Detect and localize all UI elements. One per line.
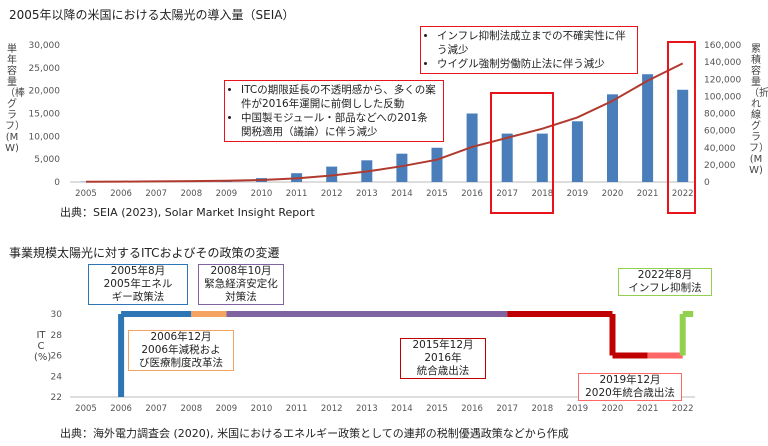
bar-2020 bbox=[607, 94, 618, 182]
y-tick-label-left: 25,000 bbox=[29, 64, 61, 74]
x-tick-label-top: 2012 bbox=[321, 189, 343, 199]
x-tick-label-top: 2019 bbox=[567, 189, 589, 199]
x-tick-label-top: 2011 bbox=[286, 189, 308, 199]
x-tick-label-top: 2008 bbox=[180, 189, 202, 199]
x-tick-label-top: 2018 bbox=[531, 189, 553, 199]
x-tick-label-bottom: 2020 bbox=[602, 404, 624, 414]
chart-title-bottom: 事業規模太陽光に対するITCおよびその政策の変遷 bbox=[9, 246, 280, 260]
annotation-2022-ira: 2022年8月 インフレ抑制法 bbox=[618, 268, 712, 296]
annotation-2016-appropriations: 2015年12月 2016年 統合歳出法 bbox=[400, 338, 486, 379]
y-tick-label-right: 140,000 bbox=[704, 58, 741, 68]
y-tick-label-right: 40,000 bbox=[704, 144, 736, 154]
y-tick-label-left: 30,000 bbox=[29, 41, 61, 51]
x-tick-label-top: 2022 bbox=[672, 189, 694, 199]
x-tick-label-bottom: 2022 bbox=[672, 404, 694, 414]
x-tick-label-top: 2009 bbox=[216, 189, 238, 199]
x-tick-label-bottom: 2006 bbox=[110, 404, 132, 414]
y-tick-label-right: 0 bbox=[704, 178, 710, 188]
x-tick-label-bottom: 2007 bbox=[145, 404, 167, 414]
source-bottom: 出典：海外電力調査会 (2020), 米国におけるエネルギー政策としての連邦の税… bbox=[60, 427, 569, 440]
x-tick-label-top: 2006 bbox=[110, 189, 132, 199]
x-tick-label-bottom: 2008 bbox=[180, 404, 202, 414]
y-tick-label-right: 160,000 bbox=[704, 41, 741, 51]
x-tick-label-top: 2005 bbox=[75, 189, 97, 199]
bar-2012 bbox=[326, 166, 338, 182]
x-tick-label-bottom: 2014 bbox=[391, 404, 413, 414]
callout-itc: ITCの期限延長の不透明感から、多くの案件が2016年運開に前倒しした反動 中国… bbox=[224, 80, 444, 142]
y-tick-label-left: 20,000 bbox=[29, 87, 61, 97]
bar-2015 bbox=[431, 147, 443, 182]
x-tick-label-bottom: 2017 bbox=[496, 404, 518, 414]
y-tick-label-right: 20,000 bbox=[704, 161, 736, 171]
y-tick-label-left: 0 bbox=[54, 178, 60, 188]
y-tick-label-right: 80,000 bbox=[704, 110, 736, 120]
x-tick-label-bottom: 2019 bbox=[567, 404, 589, 414]
x-tick-label-top: 2015 bbox=[426, 189, 448, 199]
y-tick-label-left: 15,000 bbox=[29, 110, 61, 120]
x-tick-label-top: 2017 bbox=[496, 189, 518, 199]
callout-itc-item-2: 中国製モジュール・部品などへの201条関税適用（議論）に伴う減少 bbox=[241, 111, 437, 139]
callout-itc-item-1: ITCの期限延長の不透明感から、多くの案件が2016年運開に前倒しした反動 bbox=[241, 83, 437, 111]
callout-ira-item-1: インフレ抑制法成立までの不確実性に伴う減少 bbox=[437, 29, 631, 57]
callout-ira-item-2: ウイグル強制労働防止法に伴う減少 bbox=[437, 57, 631, 71]
itc-tick-label: 22 bbox=[51, 393, 62, 403]
source-top: 出典：SEIA (2023), Solar Market Insight Rep… bbox=[60, 206, 315, 219]
chart-title-top: 2005年以降の米国における太陽光の導入量（SEIA） bbox=[9, 8, 295, 22]
x-tick-label-bottom: 2012 bbox=[321, 404, 343, 414]
x-tick-label-bottom: 2009 bbox=[216, 404, 238, 414]
y-axis-label-right: 累積容量（折れ線グラフ）(MW) bbox=[749, 44, 768, 176]
itc-tick-label: 24 bbox=[51, 372, 63, 382]
bar-2021 bbox=[642, 74, 654, 182]
x-tick-label-top: 2020 bbox=[602, 189, 624, 199]
highlight-2022 bbox=[667, 41, 696, 214]
bar-2019 bbox=[571, 121, 583, 182]
y-axis-label-left: 単年容量（棒グラフ）(MW) bbox=[5, 44, 25, 154]
x-tick-label-top: 2021 bbox=[637, 189, 659, 199]
annotation-2020-appropriations: 2019年12月 2020年統合歳出法 bbox=[578, 373, 682, 401]
y-tick-label-right: 100,000 bbox=[704, 92, 741, 102]
x-tick-label-bottom: 2013 bbox=[356, 404, 378, 414]
x-tick-label-bottom: 2010 bbox=[251, 404, 273, 414]
annotation-2005-energy-policy: 2005年8月 2005年エネル ギー政策法 bbox=[88, 264, 188, 305]
itc-tick-label: 30 bbox=[51, 310, 63, 320]
x-tick-label-top: 2007 bbox=[145, 189, 167, 199]
x-tick-label-bottom: 2021 bbox=[637, 404, 659, 414]
y-tick-label-left: 5,000 bbox=[34, 155, 60, 165]
callout-ira: インフレ抑制法成立までの不確実性に伴う減少 ウイグル強制労働防止法に伴う減少 bbox=[420, 26, 638, 74]
highlight-2017-2018 bbox=[490, 92, 554, 214]
x-tick-label-bottom: 2015 bbox=[426, 404, 448, 414]
x-tick-label-bottom: 2016 bbox=[461, 404, 483, 414]
y-tick-label-right: 60,000 bbox=[704, 127, 736, 137]
y-tick-label-left: 10,000 bbox=[29, 132, 61, 142]
bar-2022 bbox=[677, 89, 689, 182]
itc-tick-label: 28 bbox=[51, 331, 63, 341]
cumulative-line bbox=[85, 62, 684, 183]
annotation-2006-tax-relief: 2006年12月 2006年減税およ び医療制度改革法 bbox=[128, 330, 234, 371]
itc-tick-label: 26 bbox=[51, 352, 63, 362]
y-tick-label-right: 120,000 bbox=[704, 75, 741, 85]
x-tick-label-top: 2013 bbox=[356, 189, 378, 199]
x-tick-label-bottom: 2005 bbox=[75, 404, 97, 414]
x-tick-label-top: 2010 bbox=[251, 189, 273, 199]
bar-2017 bbox=[501, 133, 513, 182]
x-tick-label-top: 2014 bbox=[391, 189, 413, 199]
bar-2014 bbox=[396, 153, 408, 182]
x-tick-label-bottom: 2018 bbox=[531, 404, 553, 414]
annotation-2008-stabilization: 2008年10月 緊急経済安定化 対策法 bbox=[198, 264, 284, 305]
itc-axis-label: ITC (%) bbox=[34, 330, 52, 363]
x-tick-label-bottom: 2011 bbox=[286, 404, 308, 414]
bar-2018 bbox=[536, 133, 548, 182]
x-tick-label-top: 2016 bbox=[461, 189, 483, 199]
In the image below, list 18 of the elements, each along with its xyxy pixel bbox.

::::

■ **依頼文**: 上のすべてのレコードについて、各行を一字一句変えずに抜き出してください。画像は出力に含めないこと。

■ **最終結果**:
Detect and localize all UI elements. One per line.
bar-2020 bbox=[607, 94, 618, 182]
y-tick-label-left: 25,000 bbox=[29, 64, 61, 74]
x-tick-label-top: 2012 bbox=[321, 189, 343, 199]
x-tick-label-top: 2019 bbox=[567, 189, 589, 199]
x-tick-label-top: 2011 bbox=[286, 189, 308, 199]
x-tick-label-top: 2008 bbox=[180, 189, 202, 199]
x-tick-label-top: 2018 bbox=[531, 189, 553, 199]
x-tick-label-bottom: 2020 bbox=[602, 404, 624, 414]
chart-title-bottom: 事業規模太陽光に対するITCおよびその政策の変遷 bbox=[9, 246, 280, 260]
annotation-2022-ira: 2022年8月 インフレ抑制法 bbox=[618, 268, 712, 296]
annotation-2016-appropriations: 2015年12月 2016年 統合歳出法 bbox=[400, 338, 486, 379]
y-tick-label-right: 140,000 bbox=[704, 58, 741, 68]
y-tick-label-right: 40,000 bbox=[704, 144, 736, 154]
y-tick-label-left: 30,000 bbox=[29, 41, 61, 51]
x-tick-label-top: 2022 bbox=[672, 189, 694, 199]
x-tick-label-bottom: 2022 bbox=[672, 404, 694, 414]
x-tick-label-top: 2009 bbox=[216, 189, 238, 199]
x-tick-label-bottom: 2006 bbox=[110, 404, 132, 414]
y-tick-label-right: 0 bbox=[704, 178, 710, 188]
x-tick-label-bottom: 2007 bbox=[145, 404, 167, 414]
source-bottom: 出典：海外電力調査会 (2020), 米国におけるエネルギー政策としての連邦の税… bbox=[60, 427, 569, 440]
x-tick-label-top: 2006 bbox=[110, 189, 132, 199]
x-tick-label-bottom: 2008 bbox=[180, 404, 202, 414]
y-tick-label-right: 160,000 bbox=[704, 41, 741, 51]
x-tick-label-top: 2005 bbox=[75, 189, 97, 199]
bar-2012 bbox=[326, 166, 338, 182]
x-tick-label-bottom: 2014 bbox=[391, 404, 413, 414]
callout-itc: ITCの期限延長の不透明感から、多くの案件が2016年運開に前倒しした反動 中国… bbox=[224, 80, 444, 142]
y-tick-label-left: 20,000 bbox=[29, 87, 61, 97]
bar-2015 bbox=[431, 147, 443, 182]
x-tick-label-bottom: 2017 bbox=[496, 404, 518, 414]
y-tick-label-right: 20,000 bbox=[704, 161, 736, 171]
y-tick-label-left: 0 bbox=[54, 178, 60, 188]
y-tick-label-right: 80,000 bbox=[704, 110, 736, 120]
x-tick-label-bottom: 2019 bbox=[567, 404, 589, 414]
x-tick-label-top: 2015 bbox=[426, 189, 448, 199]
y-tick-label-left: 15,000 bbox=[29, 110, 61, 120]
x-tick-label-top: 2017 bbox=[496, 189, 518, 199]
callout-itc-item-2: 中国製モジュール・部品などへの201条関税適用（議論）に伴う減少 bbox=[241, 111, 437, 139]
callout-itc-item-1: ITCの期限延長の不透明感から、多くの案件が2016年運開に前倒しした反動 bbox=[241, 83, 437, 111]
callout-ira-item-1: インフレ抑制法成立までの不確実性に伴う減少 bbox=[437, 29, 631, 57]
callout-ira-item-2: ウイグル強制労働防止法に伴う減少 bbox=[437, 57, 631, 71]
itc-tick-label: 22 bbox=[51, 393, 62, 403]
source-top: 出典：SEIA (2023), Solar Market Insight Rep… bbox=[60, 206, 315, 219]
chart-title-top: 2005年以降の米国における太陽光の導入量（SEIA） bbox=[9, 8, 295, 22]
x-tick-label-bottom: 2012 bbox=[321, 404, 343, 414]
x-tick-label-bottom: 2009 bbox=[216, 404, 238, 414]
y-axis-label-right: 累積容量（折れ線グラフ）(MW) bbox=[749, 44, 768, 176]
itc-tick-label: 24 bbox=[51, 372, 63, 382]
bar-2021 bbox=[642, 74, 654, 182]
x-tick-label-top: 2020 bbox=[602, 189, 624, 199]
highlight-2022 bbox=[667, 41, 696, 214]
bar-2019 bbox=[571, 121, 583, 182]
y-axis-label-left: 単年容量（棒グラフ）(MW) bbox=[5, 44, 25, 154]
x-tick-label-top: 2021 bbox=[637, 189, 659, 199]
annotation-2020-appropriations: 2019年12月 2020年統合歳出法 bbox=[578, 373, 682, 401]
y-tick-label-right: 100,000 bbox=[704, 92, 741, 102]
x-tick-label-bottom: 2013 bbox=[356, 404, 378, 414]
x-tick-label-bottom: 2010 bbox=[251, 404, 273, 414]
annotation-2005-energy-policy: 2005年8月 2005年エネル ギー政策法 bbox=[88, 264, 188, 305]
itc-tick-label: 30 bbox=[51, 310, 63, 320]
x-tick-label-top: 2007 bbox=[145, 189, 167, 199]
x-tick-label-bottom: 2021 bbox=[637, 404, 659, 414]
y-tick-label-left: 5,000 bbox=[34, 155, 60, 165]
callout-ira: インフレ抑制法成立までの不確実性に伴う減少 ウイグル強制労働防止法に伴う減少 bbox=[420, 26, 638, 74]
highlight-2017-2018 bbox=[490, 92, 554, 214]
x-tick-label-bottom: 2015 bbox=[426, 404, 448, 414]
x-tick-label-bottom: 2016 bbox=[461, 404, 483, 414]
y-tick-label-right: 60,000 bbox=[704, 127, 736, 137]
y-tick-label-left: 10,000 bbox=[29, 132, 61, 142]
bar-2022 bbox=[677, 89, 689, 182]
itc-tick-label: 28 bbox=[51, 331, 63, 341]
cumulative-line bbox=[85, 62, 684, 183]
annotation-2006-tax-relief: 2006年12月 2006年減税およ び医療制度改革法 bbox=[128, 330, 234, 371]
itc-tick-label: 26 bbox=[51, 352, 63, 362]
y-tick-label-right: 120,000 bbox=[704, 75, 741, 85]
x-tick-label-top: 2013 bbox=[356, 189, 378, 199]
x-tick-label-bottom: 2005 bbox=[75, 404, 97, 414]
x-tick-label-top: 2010 bbox=[251, 189, 273, 199]
bar-2017 bbox=[501, 133, 513, 182]
x-tick-label-top: 2014 bbox=[391, 189, 413, 199]
bar-2014 bbox=[396, 153, 408, 182]
x-tick-label-bottom: 2018 bbox=[531, 404, 553, 414]
annotation-2008-stabilization: 2008年10月 緊急経済安定化 対策法 bbox=[198, 264, 284, 305]
itc-axis-label: ITC (%) bbox=[34, 330, 52, 363]
x-tick-label-bottom: 2011 bbox=[286, 404, 308, 414]
bar-2018 bbox=[536, 133, 548, 182]
x-tick-label-top: 2016 bbox=[461, 189, 483, 199]
In the image below, list 18 of the elements, each along with its xyxy pixel bbox.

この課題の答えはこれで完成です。